*** TEXTE FOURNI ***
530 kgCO2eq/kWc. Quinze jours après la publication de l’arrêté fixant les conditions d’éligibilité à la TVA réduite sur le solaire résidentiel, le seuil fixé pour le bilan carbone des panneaux photovoltaïques continue de faire débat. Si certains fabricants, à l’instar de Voltec, annoncent qu’ils disposeront bientôt des modules conformes, d’autres critiquent la méthode de calcul retenue. « Nos modules sont fabriqués selon la méthode PP2-V2 pour la tranche 100-500 kW, avec un bilan carbone inférieur à 550 kgCO₂eq/kWc, relate Ian Bard, directeur général de Solarwatt France, filiale du fabricant allemand, interrogé par pv magazine France. Mais pour bénéficier de la TVA à 5,5 % sur les installations inférieures à 9 kWc, les critères sont désormais encore plus stricts, ce qui ne nous permet pas, à ce jour, de proposer un module répondant à ces exigences ».
***
EXERCICE BREF:
Répondez aux questions suivantes d'après le texte sur le bilan carbone des panneaux photovoltaïques :
1. Quelle valeur, en kgCO2eq/kWc, figure en tête du texte ?
2. Quel fabricant annonce disposer bientôt de modules conformes ?
3. Quel taux de TVA est cité pour les installations inférieures à 9 kWc ?
*** DONNÉES EXTRAITES ***
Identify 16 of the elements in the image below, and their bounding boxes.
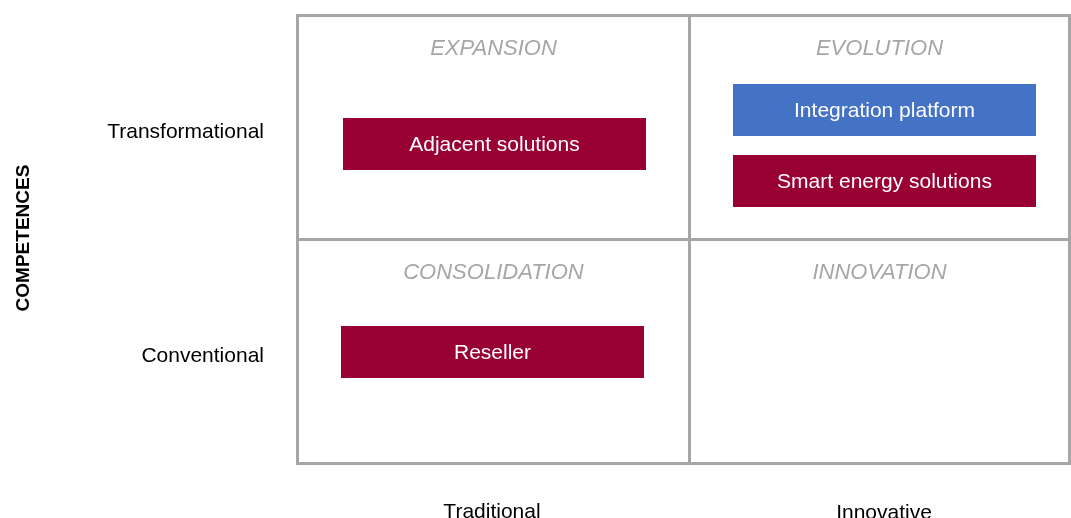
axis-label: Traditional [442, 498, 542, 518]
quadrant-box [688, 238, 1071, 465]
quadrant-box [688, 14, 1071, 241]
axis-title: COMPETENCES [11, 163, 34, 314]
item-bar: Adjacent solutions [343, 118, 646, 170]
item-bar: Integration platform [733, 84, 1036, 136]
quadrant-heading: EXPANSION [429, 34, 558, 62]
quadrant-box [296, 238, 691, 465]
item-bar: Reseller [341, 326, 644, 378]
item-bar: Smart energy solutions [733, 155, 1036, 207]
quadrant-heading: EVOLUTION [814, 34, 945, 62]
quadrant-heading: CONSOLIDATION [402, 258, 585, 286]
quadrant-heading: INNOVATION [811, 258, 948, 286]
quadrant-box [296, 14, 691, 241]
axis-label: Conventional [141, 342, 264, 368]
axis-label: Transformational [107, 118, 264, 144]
***
RÉPONSE ATTENDUE:
1. 530 kgCO2eq/kWc.
2. Voltec.
3. 5,5 %.